# WHAT NEEDS TO BE DONE
Return the lines where the word "nước" occurs.

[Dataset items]

+ + + + +

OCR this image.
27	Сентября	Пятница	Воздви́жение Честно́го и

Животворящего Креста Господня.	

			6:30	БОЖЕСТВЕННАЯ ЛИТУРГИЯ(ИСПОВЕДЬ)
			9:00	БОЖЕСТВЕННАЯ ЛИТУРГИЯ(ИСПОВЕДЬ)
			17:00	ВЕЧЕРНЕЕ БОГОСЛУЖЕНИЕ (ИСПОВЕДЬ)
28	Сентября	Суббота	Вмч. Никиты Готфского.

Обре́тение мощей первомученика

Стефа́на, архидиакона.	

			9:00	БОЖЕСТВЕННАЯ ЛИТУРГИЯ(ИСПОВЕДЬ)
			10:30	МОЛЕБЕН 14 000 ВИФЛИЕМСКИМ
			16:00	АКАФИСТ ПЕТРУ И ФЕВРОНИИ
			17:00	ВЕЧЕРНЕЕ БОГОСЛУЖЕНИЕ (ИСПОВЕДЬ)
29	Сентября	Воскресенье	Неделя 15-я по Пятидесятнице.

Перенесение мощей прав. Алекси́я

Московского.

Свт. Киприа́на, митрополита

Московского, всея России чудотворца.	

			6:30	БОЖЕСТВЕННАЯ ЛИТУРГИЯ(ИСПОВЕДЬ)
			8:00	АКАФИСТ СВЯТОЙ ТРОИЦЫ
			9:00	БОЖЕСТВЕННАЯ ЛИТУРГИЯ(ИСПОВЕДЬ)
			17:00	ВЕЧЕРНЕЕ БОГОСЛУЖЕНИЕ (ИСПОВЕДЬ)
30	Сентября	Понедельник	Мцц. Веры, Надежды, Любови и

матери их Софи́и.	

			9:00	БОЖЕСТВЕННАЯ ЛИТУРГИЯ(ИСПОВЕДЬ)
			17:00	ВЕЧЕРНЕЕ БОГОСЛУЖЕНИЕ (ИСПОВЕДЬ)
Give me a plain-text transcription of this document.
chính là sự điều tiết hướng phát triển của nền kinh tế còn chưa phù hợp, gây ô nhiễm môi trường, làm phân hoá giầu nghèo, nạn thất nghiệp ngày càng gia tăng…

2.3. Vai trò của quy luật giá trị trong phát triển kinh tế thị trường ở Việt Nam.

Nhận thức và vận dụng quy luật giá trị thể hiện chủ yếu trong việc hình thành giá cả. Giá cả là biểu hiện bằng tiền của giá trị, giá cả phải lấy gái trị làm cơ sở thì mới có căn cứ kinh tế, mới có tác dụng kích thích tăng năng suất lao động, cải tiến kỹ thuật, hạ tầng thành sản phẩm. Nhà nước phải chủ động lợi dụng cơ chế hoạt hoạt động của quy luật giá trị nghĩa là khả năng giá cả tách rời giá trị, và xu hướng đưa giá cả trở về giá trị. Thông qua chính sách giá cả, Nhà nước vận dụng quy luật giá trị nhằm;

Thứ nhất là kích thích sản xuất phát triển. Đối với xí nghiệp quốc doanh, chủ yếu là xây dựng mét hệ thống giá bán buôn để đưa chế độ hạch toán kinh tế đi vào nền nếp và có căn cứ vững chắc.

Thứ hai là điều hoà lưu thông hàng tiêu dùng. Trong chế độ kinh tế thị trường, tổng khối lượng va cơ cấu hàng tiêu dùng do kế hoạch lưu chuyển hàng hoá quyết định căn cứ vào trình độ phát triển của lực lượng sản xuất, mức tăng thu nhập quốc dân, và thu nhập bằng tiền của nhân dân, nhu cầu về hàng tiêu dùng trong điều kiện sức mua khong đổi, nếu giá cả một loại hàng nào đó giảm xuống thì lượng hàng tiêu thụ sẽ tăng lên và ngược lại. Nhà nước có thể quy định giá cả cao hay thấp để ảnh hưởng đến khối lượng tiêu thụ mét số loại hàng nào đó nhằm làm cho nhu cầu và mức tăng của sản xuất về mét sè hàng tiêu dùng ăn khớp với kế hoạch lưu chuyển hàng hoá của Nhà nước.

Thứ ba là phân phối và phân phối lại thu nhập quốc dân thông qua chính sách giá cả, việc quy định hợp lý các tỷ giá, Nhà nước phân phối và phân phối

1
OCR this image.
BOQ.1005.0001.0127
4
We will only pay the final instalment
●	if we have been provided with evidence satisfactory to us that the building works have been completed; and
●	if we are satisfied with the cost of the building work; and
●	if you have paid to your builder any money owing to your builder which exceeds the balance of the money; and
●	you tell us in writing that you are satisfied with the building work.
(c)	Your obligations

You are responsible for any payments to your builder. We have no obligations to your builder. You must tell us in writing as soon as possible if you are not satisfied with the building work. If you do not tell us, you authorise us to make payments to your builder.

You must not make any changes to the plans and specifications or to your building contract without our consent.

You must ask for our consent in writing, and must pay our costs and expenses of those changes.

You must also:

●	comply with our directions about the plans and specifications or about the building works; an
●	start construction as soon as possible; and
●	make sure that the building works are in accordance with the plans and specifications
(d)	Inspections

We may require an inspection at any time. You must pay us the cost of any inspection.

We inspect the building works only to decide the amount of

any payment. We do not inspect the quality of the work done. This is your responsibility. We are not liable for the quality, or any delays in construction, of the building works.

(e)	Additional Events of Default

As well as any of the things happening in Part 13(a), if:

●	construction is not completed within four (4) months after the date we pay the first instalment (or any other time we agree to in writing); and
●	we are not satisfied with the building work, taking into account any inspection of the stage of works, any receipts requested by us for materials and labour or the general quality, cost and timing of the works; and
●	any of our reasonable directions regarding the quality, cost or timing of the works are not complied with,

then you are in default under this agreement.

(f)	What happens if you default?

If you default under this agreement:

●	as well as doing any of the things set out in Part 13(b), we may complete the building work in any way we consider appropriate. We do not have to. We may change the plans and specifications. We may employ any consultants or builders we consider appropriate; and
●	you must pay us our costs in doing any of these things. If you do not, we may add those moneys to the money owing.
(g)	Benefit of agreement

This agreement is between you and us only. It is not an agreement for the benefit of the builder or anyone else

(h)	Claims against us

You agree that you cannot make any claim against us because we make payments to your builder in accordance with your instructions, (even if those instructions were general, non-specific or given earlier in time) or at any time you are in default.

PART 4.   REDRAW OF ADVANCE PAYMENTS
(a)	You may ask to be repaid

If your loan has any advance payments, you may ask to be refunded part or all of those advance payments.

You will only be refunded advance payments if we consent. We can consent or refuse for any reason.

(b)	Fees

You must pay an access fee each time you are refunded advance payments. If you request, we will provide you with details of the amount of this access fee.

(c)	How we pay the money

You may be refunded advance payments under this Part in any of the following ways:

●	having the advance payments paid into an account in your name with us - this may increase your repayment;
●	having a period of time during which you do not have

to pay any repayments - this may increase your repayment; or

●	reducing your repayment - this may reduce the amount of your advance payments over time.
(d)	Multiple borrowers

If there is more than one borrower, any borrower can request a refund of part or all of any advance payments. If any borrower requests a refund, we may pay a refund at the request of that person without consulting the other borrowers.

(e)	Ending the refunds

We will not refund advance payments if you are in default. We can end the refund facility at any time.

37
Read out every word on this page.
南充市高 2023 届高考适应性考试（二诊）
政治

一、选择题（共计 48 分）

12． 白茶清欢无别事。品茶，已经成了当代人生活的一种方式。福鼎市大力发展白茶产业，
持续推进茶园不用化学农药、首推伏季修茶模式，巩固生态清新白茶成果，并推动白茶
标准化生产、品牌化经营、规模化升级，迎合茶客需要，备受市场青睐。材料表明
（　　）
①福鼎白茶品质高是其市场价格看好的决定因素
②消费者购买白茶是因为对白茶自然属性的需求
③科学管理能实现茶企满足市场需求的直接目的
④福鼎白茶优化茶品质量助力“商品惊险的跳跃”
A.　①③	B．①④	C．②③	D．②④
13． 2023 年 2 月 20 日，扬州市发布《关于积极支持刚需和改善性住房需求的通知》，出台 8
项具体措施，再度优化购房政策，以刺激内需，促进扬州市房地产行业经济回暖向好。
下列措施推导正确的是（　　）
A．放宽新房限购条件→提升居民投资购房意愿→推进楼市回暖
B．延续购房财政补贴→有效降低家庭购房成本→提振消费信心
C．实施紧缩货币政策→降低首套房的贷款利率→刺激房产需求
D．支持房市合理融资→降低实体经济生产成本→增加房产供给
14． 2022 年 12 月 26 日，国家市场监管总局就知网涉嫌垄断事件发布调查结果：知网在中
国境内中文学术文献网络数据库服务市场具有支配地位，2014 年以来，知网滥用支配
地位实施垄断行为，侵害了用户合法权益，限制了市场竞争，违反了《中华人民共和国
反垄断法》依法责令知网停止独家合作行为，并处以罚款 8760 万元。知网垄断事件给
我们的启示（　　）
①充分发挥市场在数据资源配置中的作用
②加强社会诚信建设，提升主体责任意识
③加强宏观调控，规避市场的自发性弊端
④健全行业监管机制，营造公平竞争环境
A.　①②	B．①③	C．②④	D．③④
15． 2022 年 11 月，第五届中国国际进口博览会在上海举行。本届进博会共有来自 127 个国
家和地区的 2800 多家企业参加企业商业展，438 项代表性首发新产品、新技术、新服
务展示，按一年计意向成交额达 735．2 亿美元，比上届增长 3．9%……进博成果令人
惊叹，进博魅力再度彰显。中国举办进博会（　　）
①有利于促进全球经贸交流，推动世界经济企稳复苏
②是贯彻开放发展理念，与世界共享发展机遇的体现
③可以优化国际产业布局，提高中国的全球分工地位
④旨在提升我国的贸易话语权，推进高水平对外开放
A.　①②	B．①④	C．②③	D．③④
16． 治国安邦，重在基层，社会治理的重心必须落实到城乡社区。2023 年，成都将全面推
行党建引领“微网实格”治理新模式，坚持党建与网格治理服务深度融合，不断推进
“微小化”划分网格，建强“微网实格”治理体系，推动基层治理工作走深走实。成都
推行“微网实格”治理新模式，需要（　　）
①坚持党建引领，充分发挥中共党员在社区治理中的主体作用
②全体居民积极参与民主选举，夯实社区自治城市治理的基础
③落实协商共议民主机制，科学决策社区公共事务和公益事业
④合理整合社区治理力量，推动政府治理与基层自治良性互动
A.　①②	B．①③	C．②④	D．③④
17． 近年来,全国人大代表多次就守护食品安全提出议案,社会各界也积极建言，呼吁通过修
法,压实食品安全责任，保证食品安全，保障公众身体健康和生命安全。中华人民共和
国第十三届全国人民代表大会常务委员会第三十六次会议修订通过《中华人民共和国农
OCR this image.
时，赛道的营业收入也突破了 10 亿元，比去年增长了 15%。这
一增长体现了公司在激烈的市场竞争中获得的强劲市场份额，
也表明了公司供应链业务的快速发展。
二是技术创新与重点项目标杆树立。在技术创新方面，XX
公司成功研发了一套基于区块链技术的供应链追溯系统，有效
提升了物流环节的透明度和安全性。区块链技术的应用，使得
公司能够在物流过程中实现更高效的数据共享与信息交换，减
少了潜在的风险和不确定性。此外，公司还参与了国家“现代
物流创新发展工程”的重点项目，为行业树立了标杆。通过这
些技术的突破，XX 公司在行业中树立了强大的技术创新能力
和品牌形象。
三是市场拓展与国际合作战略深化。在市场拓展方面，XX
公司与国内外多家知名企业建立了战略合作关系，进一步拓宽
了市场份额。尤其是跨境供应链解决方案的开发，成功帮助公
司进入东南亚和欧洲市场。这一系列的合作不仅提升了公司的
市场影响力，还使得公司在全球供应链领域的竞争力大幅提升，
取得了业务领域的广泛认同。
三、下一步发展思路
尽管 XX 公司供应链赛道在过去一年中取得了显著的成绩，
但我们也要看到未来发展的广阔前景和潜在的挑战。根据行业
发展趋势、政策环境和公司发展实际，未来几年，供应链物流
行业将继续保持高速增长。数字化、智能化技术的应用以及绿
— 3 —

+ + + + +

# EXERCISE RESPONSE
Nhận thức và vận dụng quy luật giá trị thể hiện chủ yếu trong việc hình thành giá cả. Giá cả là biểu hiện bằng tiền của giá trị, giá cả phải lấy gái trị làm cơ sở thì mới có căn cứ kinh tế, mới có tác dụng kích thích tăng năng suất lao động, cải tiến kỹ thuật, hạ tầng thành sản phẩm. Nhà nước phải chủ động lợi dụng cơ chế hoạt hoạt động của quy luật giá trị nghĩa là khả năng giá cả tách rời giá trị, và xu hướng đưa giá cả trở về giá trị. Thông qua chính sách giá cả, Nhà nước vận dụng quy luật giá trị nhằm;
Thứ hai là điều hoà lưu thông hàng tiêu dùng. Trong chế độ kinh tế thị trường, tổng khối lượng va cơ cấu hàng tiêu dùng do kế hoạch lưu chuyển hàng hoá quyết định căn cứ vào trình độ phát triển của lực lượng sản xuất, mức tăng thu nhập quốc dân, và thu nhập bằng tiền của nhân dân, nhu cầu về hàng tiêu dùng trong điều kiện sức mua khong đổi, nếu giá cả một loại hàng nào đó giảm xuống thì lượng hàng tiêu thụ sẽ tăng lên và ngược lại. Nhà nước có thể quy định giá cả cao hay thấp để ảnh hưởng đến khối lượng tiêu thụ mét số loại hàng nào đó nhằm làm cho nhu cầu và mức tăng của sản xuất về mét sè hàng tiêu dùng ăn khớp với kế hoạch lưu chuyển hàng hoá của Nhà nước.
Thứ ba là phân phối và phân phối lại thu nhập quốc dân thông qua chính sách giá cả, việc quy định hợp lý các tỷ giá, Nhà nước phân phối và phân phối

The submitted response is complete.